**WHAT IS REQUIRED**
It is required that all of the data be written out exactly.

**DATA PROVIDED**

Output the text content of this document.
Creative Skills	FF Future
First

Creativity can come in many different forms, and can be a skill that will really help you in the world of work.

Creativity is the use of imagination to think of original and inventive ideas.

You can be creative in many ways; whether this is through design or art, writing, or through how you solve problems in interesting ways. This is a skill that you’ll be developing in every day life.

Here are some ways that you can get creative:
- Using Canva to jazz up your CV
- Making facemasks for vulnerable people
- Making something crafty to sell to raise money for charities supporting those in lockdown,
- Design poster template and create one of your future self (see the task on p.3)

**EXERCISE RESPONSE**
Output the text content of this document.
Creative Skills	FF Future
First

Creativity can come in many different forms, and can be a skill that will really help you in the world of work.

Creativity is the use of imagination to think of original and inventive ideas.

You can be creative in many ways; whether this is through design or art, writing, or through how you solve problems in interesting ways. This is a skill that you’ll be developing in every day life.

Here are some ways that you can get creative:
- Using Canva to jazz up your CV
- Making facemasks for vulnerable people
- Making something crafty to sell to raise money for charities supporting those in lockdown,
- Design poster template and create one of your future self (see the task on p.3)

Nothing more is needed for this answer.